* WHAT YOU WILL DO
Print all entries precisely as they are written.

------------

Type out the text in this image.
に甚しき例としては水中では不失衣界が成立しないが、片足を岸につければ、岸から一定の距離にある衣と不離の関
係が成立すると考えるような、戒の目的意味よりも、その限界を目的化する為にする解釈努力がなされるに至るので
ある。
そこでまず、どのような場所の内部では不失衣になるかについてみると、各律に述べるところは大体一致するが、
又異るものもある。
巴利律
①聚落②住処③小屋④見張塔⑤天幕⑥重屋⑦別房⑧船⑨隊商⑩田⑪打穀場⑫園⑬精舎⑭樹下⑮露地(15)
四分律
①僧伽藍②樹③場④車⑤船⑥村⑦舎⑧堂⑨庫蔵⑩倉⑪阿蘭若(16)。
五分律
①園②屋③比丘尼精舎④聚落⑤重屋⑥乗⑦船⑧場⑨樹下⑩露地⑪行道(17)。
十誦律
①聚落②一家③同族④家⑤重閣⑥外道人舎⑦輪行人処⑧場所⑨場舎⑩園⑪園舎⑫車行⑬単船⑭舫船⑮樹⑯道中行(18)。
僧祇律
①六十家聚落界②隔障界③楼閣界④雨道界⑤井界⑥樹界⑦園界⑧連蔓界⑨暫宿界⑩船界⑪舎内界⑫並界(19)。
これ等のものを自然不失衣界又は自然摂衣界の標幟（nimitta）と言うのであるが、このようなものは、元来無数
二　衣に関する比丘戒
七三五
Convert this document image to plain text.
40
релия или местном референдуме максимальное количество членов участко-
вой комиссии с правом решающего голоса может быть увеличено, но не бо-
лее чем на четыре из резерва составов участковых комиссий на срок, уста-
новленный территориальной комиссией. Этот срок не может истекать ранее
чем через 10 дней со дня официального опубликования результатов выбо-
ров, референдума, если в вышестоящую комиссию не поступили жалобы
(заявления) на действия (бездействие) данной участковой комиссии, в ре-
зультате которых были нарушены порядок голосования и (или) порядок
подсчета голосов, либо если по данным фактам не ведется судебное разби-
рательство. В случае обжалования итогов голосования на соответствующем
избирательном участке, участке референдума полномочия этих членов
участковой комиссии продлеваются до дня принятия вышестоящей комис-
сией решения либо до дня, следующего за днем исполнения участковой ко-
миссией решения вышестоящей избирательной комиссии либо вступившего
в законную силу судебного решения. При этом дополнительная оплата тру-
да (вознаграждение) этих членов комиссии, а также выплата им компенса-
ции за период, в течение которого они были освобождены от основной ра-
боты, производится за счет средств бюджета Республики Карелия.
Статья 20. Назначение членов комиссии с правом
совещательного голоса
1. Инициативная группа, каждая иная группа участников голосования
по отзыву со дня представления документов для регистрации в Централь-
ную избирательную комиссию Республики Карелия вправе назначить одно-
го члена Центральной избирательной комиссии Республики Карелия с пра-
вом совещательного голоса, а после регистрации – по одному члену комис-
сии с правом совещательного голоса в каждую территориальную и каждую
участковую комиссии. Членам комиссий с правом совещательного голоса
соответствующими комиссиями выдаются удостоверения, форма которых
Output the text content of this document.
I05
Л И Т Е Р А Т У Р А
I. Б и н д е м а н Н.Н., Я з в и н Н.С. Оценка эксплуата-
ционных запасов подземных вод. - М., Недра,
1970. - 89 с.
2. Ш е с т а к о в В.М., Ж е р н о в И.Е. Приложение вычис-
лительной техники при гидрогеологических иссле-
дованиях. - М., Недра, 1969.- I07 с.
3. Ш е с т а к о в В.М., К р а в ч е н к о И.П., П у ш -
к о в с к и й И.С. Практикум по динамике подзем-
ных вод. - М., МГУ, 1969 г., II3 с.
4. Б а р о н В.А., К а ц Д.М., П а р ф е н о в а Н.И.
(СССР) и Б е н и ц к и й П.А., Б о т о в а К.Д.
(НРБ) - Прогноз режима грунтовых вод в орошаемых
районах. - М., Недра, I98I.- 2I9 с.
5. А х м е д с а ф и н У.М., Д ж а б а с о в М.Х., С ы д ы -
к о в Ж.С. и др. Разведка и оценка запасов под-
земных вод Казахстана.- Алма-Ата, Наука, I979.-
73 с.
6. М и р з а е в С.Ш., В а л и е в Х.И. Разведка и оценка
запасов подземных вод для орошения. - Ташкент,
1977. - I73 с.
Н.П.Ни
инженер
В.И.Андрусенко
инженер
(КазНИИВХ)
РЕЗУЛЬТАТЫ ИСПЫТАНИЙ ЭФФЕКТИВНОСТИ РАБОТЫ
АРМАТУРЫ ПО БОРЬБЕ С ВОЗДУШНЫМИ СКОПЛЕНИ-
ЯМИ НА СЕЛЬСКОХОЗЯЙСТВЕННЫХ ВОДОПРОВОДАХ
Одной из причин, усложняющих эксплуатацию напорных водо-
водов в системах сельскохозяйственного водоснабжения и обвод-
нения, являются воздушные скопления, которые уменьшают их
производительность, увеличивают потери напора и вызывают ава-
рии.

------------

* SOLUTION TO THE PROBLEM
Type out the text in this image.
に甚しき例としては水中では不失衣界が成立しないが、片足を岸につければ、岸から一定の距離にある衣と不離の関
係が成立すると考えるような、戒の目的意味よりも、その限界を目的化する為にする解釈努力がなされるに至るので
ある。
そこでまず、どのような場所の内部では不失衣になるかについてみると、各律に述べるところは大体一致するが、
又異るものもある。
巴利律
①聚落②住処③小屋④見張塔⑤天幕⑥重屋⑦別房⑧船⑨隊商⑩田⑪打穀場⑫園⑬精舎⑭樹下⑮露地(15)
四分律
①僧伽藍②樹③場④車⑤船⑥村⑦舎⑧堂⑨庫蔵⑩倉⑪阿蘭若(16)。
五分律
①園②屋③比丘尼精舎④聚落⑤重屋⑥乗⑦船⑧場⑨樹下⑩露地⑪行道(17)。
十誦律
①聚落②一家③同族④家⑤重閣⑥外道人舎⑦輪行人処⑧場所⑨場舎⑩園⑪園舎⑫車行⑬単船⑭舫船⑮樹⑯道中行(18)。
僧祇律
①六十家聚落界②隔障界③楼閣界④雨道界⑤井界⑥樹界⑦園界⑧連蔓界⑨暫宿界⑩船界⑪舎内界⑫並界(19)。
これ等のものを自然不失衣界又は自然摂衣界の標幟（nimitta）と言うのであるが、このようなものは、元来無数
二　衣に関する比丘戒
七三五
Convert this document image to plain text.
40
релия или местном референдуме максимальное количество членов участко-
вой комиссии с правом решающего голоса может быть увеличено, но не бо-
лее чем на четыре из резерва составов участковых комиссий на срок, уста-
новленный территориальной комиссией. Этот срок не может истекать ранее
чем через 10 дней со дня официального опубликования результатов выбо-
ров, референдума, если в вышестоящую комиссию не поступили жалобы
(заявления) на действия (бездействие) данной участковой комиссии, в ре-
зультате которых были нарушены порядок голосования и (или) порядок
подсчета голосов, либо если по данным фактам не ведется судебное разби-
рательство. В случае обжалования итогов голосования на соответствующем
избирательном участке, участке референдума полномочия этих членов
участковой комиссии продлеваются до дня принятия вышестоящей комис-
сией решения либо до дня, следующего за днем исполнения участковой ко-
миссией решения вышестоящей избирательной комиссии либо вступившего
в законную силу судебного решения. При этом дополнительная оплата тру-
да (вознаграждение) этих членов комиссии, а также выплата им компенса-
ции за период, в течение которого они были освобождены от основной ра-
боты, производится за счет средств бюджета Республики Карелия.
Статья 20. Назначение членов комиссии с правом
совещательного голоса
1. Инициативная группа, каждая иная группа участников голосования
по отзыву со дня представления документов для регистрации в Централь-
ную избирательную комиссию Республики Карелия вправе назначить одно-
го члена Центральной избирательной комиссии Республики Карелия с пра-
вом совещательного голоса, а после регистрации – по одному члену комис-
сии с правом совещательного голоса в каждую территориальную и каждую
участковую комиссии. Членам комиссий с правом совещательного голоса
соответствующими комиссиями выдаются удостоверения, форма которых
Output the text content of this document.
I05
Л И Т Е Р А Т У Р А
I. Б и н д е м а н Н.Н., Я з в и н Н.С. Оценка эксплуата-
ционных запасов подземных вод. - М., Недра,
1970. - 89 с.
2. Ш е с т а к о в В.М., Ж е р н о в И.Е. Приложение вычис-
лительной техники при гидрогеологических иссле-
дованиях. - М., Недра, 1969.- I07 с.
3. Ш е с т а к о в В.М., К р а в ч е н к о И.П., П у ш -
к о в с к и й И.С. Практикум по динамике подзем-
ных вод. - М., МГУ, 1969 г., II3 с.
4. Б а р о н В.А., К а ц Д.М., П а р ф е н о в а Н.И.
(СССР) и Б е н и ц к и й П.А., Б о т о в а К.Д.
(НРБ) - Прогноз режима грунтовых вод в орошаемых
районах. - М., Недра, I98I.- 2I9 с.
5. А х м е д с а ф и н У.М., Д ж а б а с о в М.Х., С ы д ы -
к о в Ж.С. и др. Разведка и оценка запасов под-
земных вод Казахстана.- Алма-Ата, Наука, I979.-
73 с.
6. М и р з а е в С.Ш., В а л и е в Х.И. Разведка и оценка
запасов подземных вод для орошения. - Ташкент,
1977. - I73 с.
Н.П.Ни
инженер
В.И.Андрусенко
инженер
(КазНИИВХ)
РЕЗУЛЬТАТЫ ИСПЫТАНИЙ ЭФФЕКТИВНОСТИ РАБОТЫ
АРМАТУРЫ ПО БОРЬБЕ С ВОЗДУШНЫМИ СКОПЛЕНИ-
ЯМИ НА СЕЛЬСКОХОЗЯЙСТВЕННЫХ ВОДОПРОВОДАХ
Одной из причин, усложняющих эксплуатацию напорных водо-
водов в системах сельскохозяйственного водоснабжения и обвод-
нения, являются воздушные скопления, которые уменьшают их
производительность, увеличивают потери напора и вызывают ава-
рии.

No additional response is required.